**Directive 1**
In the blog post about documents as vectors, why does the writer call not fully understanding doc2vec "precisely the beauty of it"? Answer in one to three sentences.

**Source document**
>>>

Saturday, 1 July 2017

Documents as Vectors?

All of us read - novels, magazines, newspapers, articles, so on and so forth. One of my recent adventures had me amazed at the competence of the human brain - how it manages to skim through large text, formulating a precis, very effortlessly. If I asked you to classify a bunch of articles into a bunch of random classes like like 'teddy bears', 'coffee' and 'rubik cubes', it is probably a piece of cake! Just exaggerating! But imagine getting a machine to do that - text classification.

So, my job was simple - given an article on the web, classify it (with a model of course).

One thing led to another and I met this really interesting guy called doc2vec. Don't you worry! This is not going to be the 10001th article explaining how those vectors come into this world, or how they make themselves useful to mankind. In fact, I'm not really sure if I understand it completely myself; but that is precisely the beauty of it. One can work with it safely without attending to all that cryptic deep learning stuff.

<<<

**Given data**
>>>

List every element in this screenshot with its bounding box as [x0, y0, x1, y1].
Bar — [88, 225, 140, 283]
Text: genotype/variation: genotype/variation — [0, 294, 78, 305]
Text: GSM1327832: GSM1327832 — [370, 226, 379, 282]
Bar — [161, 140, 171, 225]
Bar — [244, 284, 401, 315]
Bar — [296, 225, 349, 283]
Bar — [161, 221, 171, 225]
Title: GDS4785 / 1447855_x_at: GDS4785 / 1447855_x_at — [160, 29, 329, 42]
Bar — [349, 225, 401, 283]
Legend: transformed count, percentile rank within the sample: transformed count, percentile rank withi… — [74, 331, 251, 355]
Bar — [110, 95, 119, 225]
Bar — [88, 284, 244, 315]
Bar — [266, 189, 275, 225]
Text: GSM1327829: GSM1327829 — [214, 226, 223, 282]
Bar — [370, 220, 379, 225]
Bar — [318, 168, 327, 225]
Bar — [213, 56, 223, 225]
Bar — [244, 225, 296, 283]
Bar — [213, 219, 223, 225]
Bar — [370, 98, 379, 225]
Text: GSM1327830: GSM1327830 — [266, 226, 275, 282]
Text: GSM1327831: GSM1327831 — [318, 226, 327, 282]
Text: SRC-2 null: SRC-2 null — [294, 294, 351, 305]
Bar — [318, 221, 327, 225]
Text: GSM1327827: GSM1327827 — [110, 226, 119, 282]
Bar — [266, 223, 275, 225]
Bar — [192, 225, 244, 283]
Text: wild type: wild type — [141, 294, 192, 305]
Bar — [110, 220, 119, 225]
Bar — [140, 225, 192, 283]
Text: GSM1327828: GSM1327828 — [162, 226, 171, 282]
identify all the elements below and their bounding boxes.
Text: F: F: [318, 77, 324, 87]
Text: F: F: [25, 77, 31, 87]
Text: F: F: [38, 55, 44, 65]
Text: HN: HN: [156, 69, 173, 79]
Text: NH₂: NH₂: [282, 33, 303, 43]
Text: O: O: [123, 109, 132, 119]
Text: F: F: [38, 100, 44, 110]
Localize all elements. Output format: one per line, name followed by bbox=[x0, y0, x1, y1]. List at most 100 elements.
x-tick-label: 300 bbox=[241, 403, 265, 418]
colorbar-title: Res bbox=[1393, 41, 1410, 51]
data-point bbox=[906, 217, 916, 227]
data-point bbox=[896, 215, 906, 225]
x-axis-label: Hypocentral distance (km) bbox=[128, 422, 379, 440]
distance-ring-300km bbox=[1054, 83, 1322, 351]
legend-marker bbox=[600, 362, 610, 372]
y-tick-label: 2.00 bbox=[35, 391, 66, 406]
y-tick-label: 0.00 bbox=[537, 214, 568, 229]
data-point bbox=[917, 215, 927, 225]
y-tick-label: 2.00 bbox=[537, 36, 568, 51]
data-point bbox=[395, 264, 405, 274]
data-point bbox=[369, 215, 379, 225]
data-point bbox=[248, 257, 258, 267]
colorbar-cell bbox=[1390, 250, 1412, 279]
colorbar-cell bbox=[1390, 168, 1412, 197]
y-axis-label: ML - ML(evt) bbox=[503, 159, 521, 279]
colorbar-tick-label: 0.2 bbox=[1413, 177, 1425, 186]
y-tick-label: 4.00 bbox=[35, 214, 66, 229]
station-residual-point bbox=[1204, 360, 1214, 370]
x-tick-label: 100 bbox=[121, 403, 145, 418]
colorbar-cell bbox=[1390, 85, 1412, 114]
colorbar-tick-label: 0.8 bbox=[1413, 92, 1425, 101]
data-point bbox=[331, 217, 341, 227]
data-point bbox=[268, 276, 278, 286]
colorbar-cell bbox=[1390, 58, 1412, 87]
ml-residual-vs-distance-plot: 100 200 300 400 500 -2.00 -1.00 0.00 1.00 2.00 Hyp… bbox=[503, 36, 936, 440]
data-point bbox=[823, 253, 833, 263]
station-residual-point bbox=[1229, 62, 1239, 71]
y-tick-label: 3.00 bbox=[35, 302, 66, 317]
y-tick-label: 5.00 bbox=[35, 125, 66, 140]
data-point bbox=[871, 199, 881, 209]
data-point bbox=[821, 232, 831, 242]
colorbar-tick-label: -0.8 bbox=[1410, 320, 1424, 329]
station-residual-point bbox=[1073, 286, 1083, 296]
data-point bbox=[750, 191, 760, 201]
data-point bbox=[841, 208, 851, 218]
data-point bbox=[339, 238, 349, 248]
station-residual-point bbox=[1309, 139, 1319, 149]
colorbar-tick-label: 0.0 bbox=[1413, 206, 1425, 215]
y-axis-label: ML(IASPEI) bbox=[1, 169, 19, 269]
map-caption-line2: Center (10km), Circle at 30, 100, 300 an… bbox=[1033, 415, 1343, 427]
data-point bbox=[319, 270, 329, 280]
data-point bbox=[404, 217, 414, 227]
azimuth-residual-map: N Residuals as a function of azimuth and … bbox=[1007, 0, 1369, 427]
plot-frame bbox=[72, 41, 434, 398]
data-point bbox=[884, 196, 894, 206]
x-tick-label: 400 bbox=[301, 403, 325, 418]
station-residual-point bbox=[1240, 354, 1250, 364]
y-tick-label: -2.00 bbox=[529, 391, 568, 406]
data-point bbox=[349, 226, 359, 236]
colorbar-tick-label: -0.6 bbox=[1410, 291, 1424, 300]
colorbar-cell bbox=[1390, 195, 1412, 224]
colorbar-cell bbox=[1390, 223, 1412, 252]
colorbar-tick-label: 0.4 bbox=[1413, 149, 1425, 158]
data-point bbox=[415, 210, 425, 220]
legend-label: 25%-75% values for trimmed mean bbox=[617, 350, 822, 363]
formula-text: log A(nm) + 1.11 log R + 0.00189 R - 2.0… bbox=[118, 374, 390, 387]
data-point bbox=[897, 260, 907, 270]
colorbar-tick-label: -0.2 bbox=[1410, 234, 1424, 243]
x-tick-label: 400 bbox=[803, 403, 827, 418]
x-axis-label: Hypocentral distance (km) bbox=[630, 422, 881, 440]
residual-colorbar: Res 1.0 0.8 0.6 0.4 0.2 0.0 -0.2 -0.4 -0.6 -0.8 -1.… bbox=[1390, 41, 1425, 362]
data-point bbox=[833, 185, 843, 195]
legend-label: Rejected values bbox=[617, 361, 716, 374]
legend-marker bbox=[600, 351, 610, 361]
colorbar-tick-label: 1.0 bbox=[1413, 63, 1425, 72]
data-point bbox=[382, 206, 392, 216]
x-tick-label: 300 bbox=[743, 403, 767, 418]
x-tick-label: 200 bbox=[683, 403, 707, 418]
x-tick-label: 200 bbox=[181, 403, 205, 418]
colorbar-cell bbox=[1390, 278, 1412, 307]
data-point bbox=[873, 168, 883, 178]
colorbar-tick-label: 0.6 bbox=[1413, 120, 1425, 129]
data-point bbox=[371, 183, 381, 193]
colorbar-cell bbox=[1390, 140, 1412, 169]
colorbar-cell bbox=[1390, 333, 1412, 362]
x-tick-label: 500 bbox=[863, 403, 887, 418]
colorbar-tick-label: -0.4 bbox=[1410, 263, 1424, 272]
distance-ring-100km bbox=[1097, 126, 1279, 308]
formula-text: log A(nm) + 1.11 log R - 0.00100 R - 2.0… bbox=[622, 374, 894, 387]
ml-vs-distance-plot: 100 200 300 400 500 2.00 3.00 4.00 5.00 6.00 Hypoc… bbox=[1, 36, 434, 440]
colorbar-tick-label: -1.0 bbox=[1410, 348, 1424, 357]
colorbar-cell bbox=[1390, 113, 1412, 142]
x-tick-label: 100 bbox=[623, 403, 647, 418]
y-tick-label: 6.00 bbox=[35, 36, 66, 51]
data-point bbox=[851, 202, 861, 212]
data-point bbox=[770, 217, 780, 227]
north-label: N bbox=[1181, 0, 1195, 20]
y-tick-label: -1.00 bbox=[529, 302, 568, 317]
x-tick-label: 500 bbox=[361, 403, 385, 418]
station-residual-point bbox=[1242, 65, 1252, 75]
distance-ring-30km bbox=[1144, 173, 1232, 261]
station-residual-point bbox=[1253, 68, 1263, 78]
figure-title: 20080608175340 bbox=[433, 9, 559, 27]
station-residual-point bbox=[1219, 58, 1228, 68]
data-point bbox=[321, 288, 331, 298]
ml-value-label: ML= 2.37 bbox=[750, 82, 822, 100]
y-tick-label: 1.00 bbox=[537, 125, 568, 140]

<<<

**Directive 2**
Switch "Bar" to "Rectangle" in the records, from their start through the line containing "Bar — [349, 225, 401, 283]", and write out only those lines with nothing else changed.

**Full solution 1**
The writer calls it the beauty of doc2vec because you can use it safely without dealing with all the cryptic deep learning behind it.

**Full solution 2**
List every element in this screenshot with its bounding box as [x0, y0, x1, y1].
Rectangle — [88, 225, 140, 283]
Text: genotype/variation: genotype/variation — [0, 294, 78, 305]
Text: GSM1327832: GSM1327832 — [370, 226, 379, 282]
Rectangle — [161, 140, 171, 225]
Rectangle — [244, 284, 401, 315]
Rectangle — [296, 225, 349, 283]
Rectangle — [161, 221, 171, 225]
Title: GDS4785 / 1447855_x_at: GDS4785 / 1447855_x_at — [160, 29, 329, 42]
Rectangle — [349, 225, 401, 283]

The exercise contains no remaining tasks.